Given exercise: Reproduce every line of the listing below verbatim, keeping each character unchanged.
══ Exercise inputs ══
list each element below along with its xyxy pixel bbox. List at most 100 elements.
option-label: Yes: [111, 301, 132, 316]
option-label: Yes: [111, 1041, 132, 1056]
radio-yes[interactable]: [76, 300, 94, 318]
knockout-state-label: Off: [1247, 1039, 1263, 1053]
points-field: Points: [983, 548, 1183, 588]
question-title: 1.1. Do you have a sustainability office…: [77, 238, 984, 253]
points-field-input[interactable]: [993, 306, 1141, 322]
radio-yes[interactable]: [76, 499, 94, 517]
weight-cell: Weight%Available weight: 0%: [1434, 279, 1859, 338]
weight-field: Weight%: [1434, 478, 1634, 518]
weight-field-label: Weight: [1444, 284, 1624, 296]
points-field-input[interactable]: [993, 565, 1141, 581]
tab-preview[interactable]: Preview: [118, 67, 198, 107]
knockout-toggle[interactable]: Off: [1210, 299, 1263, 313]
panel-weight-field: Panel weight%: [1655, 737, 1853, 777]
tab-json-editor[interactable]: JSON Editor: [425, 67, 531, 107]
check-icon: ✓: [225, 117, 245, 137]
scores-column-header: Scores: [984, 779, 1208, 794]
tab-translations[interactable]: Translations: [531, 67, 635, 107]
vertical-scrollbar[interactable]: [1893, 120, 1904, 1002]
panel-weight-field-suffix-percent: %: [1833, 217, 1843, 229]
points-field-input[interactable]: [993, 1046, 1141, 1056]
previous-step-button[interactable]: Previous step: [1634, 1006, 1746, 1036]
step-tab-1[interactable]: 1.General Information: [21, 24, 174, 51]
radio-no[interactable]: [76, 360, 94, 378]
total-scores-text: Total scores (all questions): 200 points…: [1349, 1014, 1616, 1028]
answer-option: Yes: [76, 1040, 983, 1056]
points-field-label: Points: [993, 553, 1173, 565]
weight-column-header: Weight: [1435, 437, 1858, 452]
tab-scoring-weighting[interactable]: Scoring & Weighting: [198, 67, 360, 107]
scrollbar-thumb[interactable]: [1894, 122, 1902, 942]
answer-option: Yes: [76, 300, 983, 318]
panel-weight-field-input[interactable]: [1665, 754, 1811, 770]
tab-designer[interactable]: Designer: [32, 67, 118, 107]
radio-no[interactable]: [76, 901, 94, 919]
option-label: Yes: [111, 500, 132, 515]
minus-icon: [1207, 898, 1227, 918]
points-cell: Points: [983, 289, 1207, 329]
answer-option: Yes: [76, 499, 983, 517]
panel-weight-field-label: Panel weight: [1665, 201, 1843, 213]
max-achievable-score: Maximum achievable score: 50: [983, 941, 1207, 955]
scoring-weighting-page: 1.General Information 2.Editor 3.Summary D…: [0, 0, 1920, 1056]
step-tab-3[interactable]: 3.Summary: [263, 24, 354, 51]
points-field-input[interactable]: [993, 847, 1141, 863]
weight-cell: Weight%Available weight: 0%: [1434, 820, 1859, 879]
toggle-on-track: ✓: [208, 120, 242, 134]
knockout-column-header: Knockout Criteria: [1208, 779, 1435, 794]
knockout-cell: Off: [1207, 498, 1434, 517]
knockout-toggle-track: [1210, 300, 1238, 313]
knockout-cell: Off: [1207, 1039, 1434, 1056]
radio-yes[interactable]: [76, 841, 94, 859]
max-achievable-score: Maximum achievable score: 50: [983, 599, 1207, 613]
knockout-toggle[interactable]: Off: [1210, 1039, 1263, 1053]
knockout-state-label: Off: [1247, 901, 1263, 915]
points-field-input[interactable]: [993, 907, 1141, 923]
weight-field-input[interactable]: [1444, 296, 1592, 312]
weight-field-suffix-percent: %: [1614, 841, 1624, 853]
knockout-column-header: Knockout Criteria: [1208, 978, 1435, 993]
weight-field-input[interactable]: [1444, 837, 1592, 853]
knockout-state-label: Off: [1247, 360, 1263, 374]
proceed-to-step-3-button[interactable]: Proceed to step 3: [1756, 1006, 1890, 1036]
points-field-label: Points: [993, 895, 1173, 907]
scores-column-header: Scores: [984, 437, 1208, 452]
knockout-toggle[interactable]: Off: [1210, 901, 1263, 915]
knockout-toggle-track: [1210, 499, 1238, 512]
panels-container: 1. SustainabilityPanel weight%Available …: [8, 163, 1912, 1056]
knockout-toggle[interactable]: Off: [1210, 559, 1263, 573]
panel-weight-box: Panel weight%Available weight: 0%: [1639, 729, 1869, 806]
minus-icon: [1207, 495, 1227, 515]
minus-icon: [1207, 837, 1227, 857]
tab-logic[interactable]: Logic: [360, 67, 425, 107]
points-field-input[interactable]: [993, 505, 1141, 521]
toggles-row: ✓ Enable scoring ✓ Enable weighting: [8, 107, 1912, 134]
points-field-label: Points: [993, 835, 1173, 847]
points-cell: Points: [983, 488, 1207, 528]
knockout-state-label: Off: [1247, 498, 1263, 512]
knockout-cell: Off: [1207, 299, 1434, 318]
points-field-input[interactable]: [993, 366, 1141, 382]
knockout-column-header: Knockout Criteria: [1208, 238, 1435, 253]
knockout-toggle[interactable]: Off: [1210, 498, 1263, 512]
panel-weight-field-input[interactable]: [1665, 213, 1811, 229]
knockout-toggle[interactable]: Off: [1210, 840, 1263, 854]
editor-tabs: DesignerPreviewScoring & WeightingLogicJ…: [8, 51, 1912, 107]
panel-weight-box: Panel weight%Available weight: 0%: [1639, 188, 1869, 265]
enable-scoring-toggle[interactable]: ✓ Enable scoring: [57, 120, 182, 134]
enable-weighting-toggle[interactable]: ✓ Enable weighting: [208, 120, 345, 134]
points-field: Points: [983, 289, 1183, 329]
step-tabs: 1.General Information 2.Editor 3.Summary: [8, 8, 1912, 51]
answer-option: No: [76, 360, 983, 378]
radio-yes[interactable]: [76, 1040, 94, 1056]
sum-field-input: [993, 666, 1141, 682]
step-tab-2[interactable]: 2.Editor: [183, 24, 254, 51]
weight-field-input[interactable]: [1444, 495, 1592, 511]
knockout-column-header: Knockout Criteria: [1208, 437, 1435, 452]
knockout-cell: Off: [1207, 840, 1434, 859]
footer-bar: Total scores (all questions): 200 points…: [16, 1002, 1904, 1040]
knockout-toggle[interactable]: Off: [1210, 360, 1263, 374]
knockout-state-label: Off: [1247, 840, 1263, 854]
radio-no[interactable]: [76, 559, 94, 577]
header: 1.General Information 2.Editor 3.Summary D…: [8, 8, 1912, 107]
═══
Result of this exercise:
list each element below along with its xyxy pixel bbox. List at most 100 elements.
option-label: Yes: [111, 301, 132, 316]
option-label: Yes: [111, 1041, 132, 1056]
radio-yes[interactable]: [76, 300, 94, 318]
knockout-state-label: Off: [1247, 1039, 1263, 1053]
points-field: Points: [983, 548, 1183, 588]
question-title: 1.1. Do you have a sustainability office…: [77, 238, 984, 253]
points-field-input[interactable]: [993, 306, 1141, 322]
radio-yes[interactable]: [76, 499, 94, 517]
weight-cell: Weight%Available weight: 0%: [1434, 279, 1859, 338]
weight-field: Weight%: [1434, 478, 1634, 518]
weight-field-label: Weight: [1444, 284, 1624, 296]
points-field-input[interactable]: [993, 565, 1141, 581]
tab-preview[interactable]: Preview: [118, 67, 198, 107]
knockout-toggle[interactable]: Off: [1210, 299, 1263, 313]
panel-weight-field: Panel weight%: [1655, 737, 1853, 777]
tab-json-editor[interactable]: JSON Editor: [425, 67, 531, 107]
check-icon: ✓: [225, 117, 245, 137]
scores-column-header: Scores: [984, 779, 1208, 794]
tab-translations[interactable]: Translations: [531, 67, 635, 107]
vertical-scrollbar[interactable]: [1893, 120, 1904, 1002]
panel-weight-field-suffix-percent: %: [1833, 217, 1843, 229]
points-field-input[interactable]: [993, 1046, 1141, 1056]
previous-step-button[interactable]: Previous step: [1634, 1006, 1746, 1036]
step-tab-1[interactable]: 1.General Information: [21, 24, 174, 51]
radio-no[interactable]: [76, 360, 94, 378]
total-scores-text: Total scores (all questions): 200 points…: [1349, 1014, 1616, 1028]
answer-option: Yes: [76, 1040, 983, 1056]
points-field-label: Points: [993, 553, 1173, 565]
weight-column-header: Weight: [1435, 437, 1858, 452]
tab-scoring-weighting[interactable]: Scoring & Weighting: [198, 67, 360, 107]
scrollbar-thumb[interactable]: [1894, 122, 1902, 942]
answer-option: Yes: [76, 300, 983, 318]
panel-weight-field-input[interactable]: [1665, 754, 1811, 770]
tab-designer[interactable]: Designer: [32, 67, 118, 107]
radio-no[interactable]: [76, 901, 94, 919]
option-label: Yes: [111, 500, 132, 515]
minus-icon: [1207, 898, 1227, 918]
points-cell: Points: [983, 289, 1207, 329]
answer-option: Yes: [76, 499, 983, 517]
panel-weight-field-label: Panel weight: [1665, 201, 1843, 213]
max-achievable-score: Maximum achievable score: 50: [983, 941, 1207, 955]
scoring-weighting-page: 1.General Information 2.Editor 3.Summary D…: [0, 0, 1920, 1056]
step-tab-3[interactable]: 3.Summary: [263, 24, 354, 51]
points-field-input[interactable]: [993, 847, 1141, 863]
weight-cell: Weight%Available weight: 0%: [1434, 820, 1859, 879]
toggle-on-track: ✓: [208, 120, 242, 134]
knockout-column-header: Knockout Criteria: [1208, 779, 1435, 794]
knockout-cell: Off: [1207, 498, 1434, 517]
knockout-toggle-track: [1210, 300, 1238, 313]
knockout-cell: Off: [1207, 1039, 1434, 1056]
radio-yes[interactable]: [76, 841, 94, 859]
max-achievable-score: Maximum achievable score: 50: [983, 599, 1207, 613]
knockout-toggle[interactable]: Off: [1210, 1039, 1263, 1053]
knockout-state-label: Off: [1247, 901, 1263, 915]
points-field-input[interactable]: [993, 907, 1141, 923]
weight-field-input[interactable]: [1444, 296, 1592, 312]
weight-field-suffix-percent: %: [1614, 841, 1624, 853]
knockout-column-header: Knockout Criteria: [1208, 978, 1435, 993]
weight-field-input[interactable]: [1444, 837, 1592, 853]
knockout-state-label: Off: [1247, 360, 1263, 374]
proceed-to-step-3-button[interactable]: Proceed to step 3: [1756, 1006, 1890, 1036]
points-field-label: Points: [993, 895, 1173, 907]
scores-column-header: Scores: [984, 437, 1208, 452]
knockout-toggle[interactable]: Off: [1210, 901, 1263, 915]
knockout-toggle-track: [1210, 499, 1238, 512]
panels-container: 1. SustainabilityPanel weight%Available …: [8, 163, 1912, 1056]
knockout-toggle[interactable]: Off: [1210, 559, 1263, 573]
panel-weight-box: Panel weight%Available weight: 0%: [1639, 729, 1869, 806]
minus-icon: [1207, 495, 1227, 515]
minus-icon: [1207, 837, 1227, 857]
tab-logic[interactable]: Logic: [360, 67, 425, 107]
points-field-input[interactable]: [993, 505, 1141, 521]
toggles-row: ✓ Enable scoring ✓ Enable weighting: [8, 107, 1912, 134]
points-field-label: Points: [993, 835, 1173, 847]
points-cell: Points: [983, 488, 1207, 528]
knockout-state-label: Off: [1247, 498, 1263, 512]
knockout-cell: Off: [1207, 299, 1434, 318]
points-field-input[interactable]: [993, 366, 1141, 382]
knockout-column-header: Knockout Criteria: [1208, 238, 1435, 253]
knockout-toggle[interactable]: Off: [1210, 498, 1263, 512]
panel-weight-field-input[interactable]: [1665, 213, 1811, 229]
knockout-toggle[interactable]: Off: [1210, 840, 1263, 854]
editor-tabs: DesignerPreviewScoring & WeightingLogicJ…: [8, 51, 1912, 107]
panel-weight-box: Panel weight%Available weight: 0%: [1639, 188, 1869, 265]
enable-scoring-toggle[interactable]: ✓ Enable scoring: [57, 120, 182, 134]
enable-weighting-toggle[interactable]: ✓ Enable weighting: [208, 120, 345, 134]
points-field: Points: [983, 289, 1183, 329]
step-tabs: 1.General Information 2.Editor 3.Summary: [8, 8, 1912, 51]
answer-option: No: [76, 360, 983, 378]
radio-yes[interactable]: [76, 1040, 94, 1056]
sum-field-input: [993, 666, 1141, 682]
step-tab-2[interactable]: 2.Editor: [183, 24, 254, 51]
weight-field-input[interactable]: [1444, 495, 1592, 511]
knockout-column-header: Knockout Criteria: [1208, 437, 1435, 452]
knockout-cell: Off: [1207, 840, 1434, 859]
footer-bar: Total scores (all questions): 200 points…: [16, 1002, 1904, 1040]
knockout-toggle[interactable]: Off: [1210, 360, 1263, 374]
knockout-state-label: Off: [1247, 840, 1263, 854]
radio-no[interactable]: [76, 559, 94, 577]
header: 1.General Information 2.Editor 3.Summary D…: [8, 8, 1912, 107]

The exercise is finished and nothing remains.